▶ _Excerpted records_:
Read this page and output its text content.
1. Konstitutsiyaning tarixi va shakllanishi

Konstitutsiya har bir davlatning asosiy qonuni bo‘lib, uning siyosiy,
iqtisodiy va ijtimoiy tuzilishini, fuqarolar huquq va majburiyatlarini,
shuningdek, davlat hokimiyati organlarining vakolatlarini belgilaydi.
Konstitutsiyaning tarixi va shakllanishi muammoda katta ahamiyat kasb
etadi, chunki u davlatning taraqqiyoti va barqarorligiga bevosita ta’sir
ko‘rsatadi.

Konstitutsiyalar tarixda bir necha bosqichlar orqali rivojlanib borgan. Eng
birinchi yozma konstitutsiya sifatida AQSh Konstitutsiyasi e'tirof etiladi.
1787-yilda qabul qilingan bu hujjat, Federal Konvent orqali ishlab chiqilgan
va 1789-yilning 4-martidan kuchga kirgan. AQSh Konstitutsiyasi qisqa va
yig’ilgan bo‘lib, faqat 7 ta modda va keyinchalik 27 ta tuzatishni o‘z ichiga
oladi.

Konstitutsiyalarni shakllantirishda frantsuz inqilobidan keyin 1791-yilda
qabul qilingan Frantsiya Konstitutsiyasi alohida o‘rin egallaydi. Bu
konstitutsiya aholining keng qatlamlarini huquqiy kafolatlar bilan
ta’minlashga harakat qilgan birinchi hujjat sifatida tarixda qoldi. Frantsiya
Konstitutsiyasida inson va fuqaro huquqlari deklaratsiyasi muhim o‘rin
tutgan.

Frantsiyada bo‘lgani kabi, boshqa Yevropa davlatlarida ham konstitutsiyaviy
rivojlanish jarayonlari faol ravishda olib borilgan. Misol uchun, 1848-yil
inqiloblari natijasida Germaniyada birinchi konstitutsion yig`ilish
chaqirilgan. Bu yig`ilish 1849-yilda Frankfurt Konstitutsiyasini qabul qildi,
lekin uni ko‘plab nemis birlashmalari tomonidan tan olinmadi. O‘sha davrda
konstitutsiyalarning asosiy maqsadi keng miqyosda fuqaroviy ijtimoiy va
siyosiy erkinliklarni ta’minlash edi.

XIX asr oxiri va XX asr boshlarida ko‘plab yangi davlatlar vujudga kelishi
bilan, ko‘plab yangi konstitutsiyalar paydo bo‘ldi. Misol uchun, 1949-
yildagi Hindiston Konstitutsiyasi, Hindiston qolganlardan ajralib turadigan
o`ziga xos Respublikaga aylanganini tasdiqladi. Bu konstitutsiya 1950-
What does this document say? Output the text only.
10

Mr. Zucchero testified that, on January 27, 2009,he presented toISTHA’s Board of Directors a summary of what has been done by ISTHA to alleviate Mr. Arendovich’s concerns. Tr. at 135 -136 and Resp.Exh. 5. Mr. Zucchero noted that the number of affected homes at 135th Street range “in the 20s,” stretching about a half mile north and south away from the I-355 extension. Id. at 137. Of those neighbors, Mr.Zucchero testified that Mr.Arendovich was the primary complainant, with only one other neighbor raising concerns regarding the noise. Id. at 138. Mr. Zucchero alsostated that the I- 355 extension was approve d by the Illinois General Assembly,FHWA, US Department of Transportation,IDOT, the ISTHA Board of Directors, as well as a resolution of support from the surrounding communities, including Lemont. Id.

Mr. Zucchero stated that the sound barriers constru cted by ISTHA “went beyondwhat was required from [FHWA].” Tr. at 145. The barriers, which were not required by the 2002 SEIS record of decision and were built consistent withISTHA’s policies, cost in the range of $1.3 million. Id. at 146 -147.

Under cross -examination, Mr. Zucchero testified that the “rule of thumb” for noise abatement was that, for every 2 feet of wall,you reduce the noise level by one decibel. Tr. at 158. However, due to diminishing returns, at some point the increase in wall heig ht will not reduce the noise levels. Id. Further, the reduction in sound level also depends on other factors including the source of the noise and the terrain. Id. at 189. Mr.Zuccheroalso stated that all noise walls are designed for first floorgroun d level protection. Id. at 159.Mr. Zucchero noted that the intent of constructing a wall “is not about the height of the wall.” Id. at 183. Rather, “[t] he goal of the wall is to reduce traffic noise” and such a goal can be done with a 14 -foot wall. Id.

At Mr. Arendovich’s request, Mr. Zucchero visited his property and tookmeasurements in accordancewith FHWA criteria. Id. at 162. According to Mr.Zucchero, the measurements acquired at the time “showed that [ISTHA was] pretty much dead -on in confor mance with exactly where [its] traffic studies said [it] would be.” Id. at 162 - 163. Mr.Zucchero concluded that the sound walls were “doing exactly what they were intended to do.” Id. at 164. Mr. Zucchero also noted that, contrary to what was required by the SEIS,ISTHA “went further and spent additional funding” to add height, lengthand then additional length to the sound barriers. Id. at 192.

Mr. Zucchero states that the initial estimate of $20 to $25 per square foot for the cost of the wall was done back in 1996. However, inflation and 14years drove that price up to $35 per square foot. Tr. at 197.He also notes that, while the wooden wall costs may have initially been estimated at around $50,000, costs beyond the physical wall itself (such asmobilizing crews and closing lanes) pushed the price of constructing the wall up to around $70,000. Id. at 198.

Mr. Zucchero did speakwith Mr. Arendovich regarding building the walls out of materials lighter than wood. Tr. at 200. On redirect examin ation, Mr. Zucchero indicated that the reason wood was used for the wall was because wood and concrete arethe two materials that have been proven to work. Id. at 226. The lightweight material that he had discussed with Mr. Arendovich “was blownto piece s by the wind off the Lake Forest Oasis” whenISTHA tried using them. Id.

▶ _Task objective_:
Reproduce each entry above exactly, keeping every word.

▶ _Task result_:
Read this page and output its text content.
1. Konstitutsiyaning tarixi va shakllanishi

Konstitutsiya har bir davlatning asosiy qonuni bo‘lib, uning siyosiy,
iqtisodiy va ijtimoiy tuzilishini, fuqarolar huquq va majburiyatlarini,
shuningdek, davlat hokimiyati organlarining vakolatlarini belgilaydi.
Konstitutsiyaning tarixi va shakllanishi muammoda katta ahamiyat kasb
etadi, chunki u davlatning taraqqiyoti va barqarorligiga bevosita ta’sir
ko‘rsatadi.

Konstitutsiyalar tarixda bir necha bosqichlar orqali rivojlanib borgan. Eng
birinchi yozma konstitutsiya sifatida AQSh Konstitutsiyasi e'tirof etiladi.
1787-yilda qabul qilingan bu hujjat, Federal Konvent orqali ishlab chiqilgan
va 1789-yilning 4-martidan kuchga kirgan. AQSh Konstitutsiyasi qisqa va
yig’ilgan bo‘lib, faqat 7 ta modda va keyinchalik 27 ta tuzatishni o‘z ichiga
oladi.

Konstitutsiyalarni shakllantirishda frantsuz inqilobidan keyin 1791-yilda
qabul qilingan Frantsiya Konstitutsiyasi alohida o‘rin egallaydi. Bu
konstitutsiya aholining keng qatlamlarini huquqiy kafolatlar bilan
ta’minlashga harakat qilgan birinchi hujjat sifatida tarixda qoldi. Frantsiya
Konstitutsiyasida inson va fuqaro huquqlari deklaratsiyasi muhim o‘rin
tutgan.

Frantsiyada bo‘lgani kabi, boshqa Yevropa davlatlarida ham konstitutsiyaviy
rivojlanish jarayonlari faol ravishda olib borilgan. Misol uchun, 1848-yil
inqiloblari natijasida Germaniyada birinchi konstitutsion yig`ilish
chaqirilgan. Bu yig`ilish 1849-yilda Frankfurt Konstitutsiyasini qabul qildi,
lekin uni ko‘plab nemis birlashmalari tomonidan tan olinmadi. O‘sha davrda
konstitutsiyalarning asosiy maqsadi keng miqyosda fuqaroviy ijtimoiy va
siyosiy erkinliklarni ta’minlash edi.

XIX asr oxiri va XX asr boshlarida ko‘plab yangi davlatlar vujudga kelishi
bilan, ko‘plab yangi konstitutsiyalar paydo bo‘ldi. Misol uchun, 1949-
yildagi Hindiston Konstitutsiyasi, Hindiston qolganlardan ajralib turadigan
o`ziga xos Respublikaga aylanganini tasdiqladi. Bu konstitutsiya 1950-
What does this document say? Output the text only.
10

Mr. Zucchero testified that, on January 27, 2009,he presented toISTHA’s Board of Directors a summary of what has been done by ISTHA to alleviate Mr. Arendovich’s concerns. Tr. at 135 -136 and Resp.Exh. 5. Mr. Zucchero noted that the number of affected homes at 135th Street range “in the 20s,” stretching about a half mile north and south away from the I-355 extension. Id. at 137. Of those neighbors, Mr.Zucchero testified that Mr.Arendovich was the primary complainant, with only one other neighbor raising concerns regarding the noise. Id. at 138. Mr. Zucchero alsostated that the I- 355 extension was approve d by the Illinois General Assembly,FHWA, US Department of Transportation,IDOT, the ISTHA Board of Directors, as well as a resolution of support from the surrounding communities, including Lemont. Id.

Mr. Zucchero stated that the sound barriers constru cted by ISTHA “went beyondwhat was required from [FHWA].” Tr. at 145. The barriers, which were not required by the 2002 SEIS record of decision and were built consistent withISTHA’s policies, cost in the range of $1.3 million. Id. at 146 -147.

Under cross -examination, Mr. Zucchero testified that the “rule of thumb” for noise abatement was that, for every 2 feet of wall,you reduce the noise level by one decibel. Tr. at 158. However, due to diminishing returns, at some point the increase in wall heig ht will not reduce the noise levels. Id. Further, the reduction in sound level also depends on other factors including the source of the noise and the terrain. Id. at 189. Mr.Zuccheroalso stated that all noise walls are designed for first floorgroun d level protection. Id. at 159.Mr. Zucchero noted that the intent of constructing a wall “is not about the height of the wall.” Id. at 183. Rather, “[t] he goal of the wall is to reduce traffic noise” and such a goal can be done with a 14 -foot wall. Id.

At Mr. Arendovich’s request, Mr. Zucchero visited his property and tookmeasurements in accordancewith FHWA criteria. Id. at 162. According to Mr.Zucchero, the measurements acquired at the time “showed that [ISTHA was] pretty much dead -on in confor mance with exactly where [its] traffic studies said [it] would be.” Id. at 162 - 163. Mr.Zucchero concluded that the sound walls were “doing exactly what they were intended to do.” Id. at 164. Mr. Zucchero also noted that, contrary to what was required by the SEIS,ISTHA “went further and spent additional funding” to add height, lengthand then additional length to the sound barriers. Id. at 192.

Mr. Zucchero states that the initial estimate of $20 to $25 per square foot for the cost of the wall was done back in 1996. However, inflation and 14years drove that price up to $35 per square foot. Tr. at 197.He also notes that, while the wooden wall costs may have initially been estimated at around $50,000, costs beyond the physical wall itself (such asmobilizing crews and closing lanes) pushed the price of constructing the wall up to around $70,000. Id. at 198.

Mr. Zucchero did speakwith Mr. Arendovich regarding building the walls out of materials lighter than wood. Tr. at 200. On redirect examin ation, Mr. Zucchero indicated that the reason wood was used for the wall was because wood and concrete arethe two materials that have been proven to work. Id. at 226. The lightweight material that he had discussed with Mr. Arendovich “was blownto piece s by the wind off the Lake Forest Oasis” whenISTHA tried using them. Id.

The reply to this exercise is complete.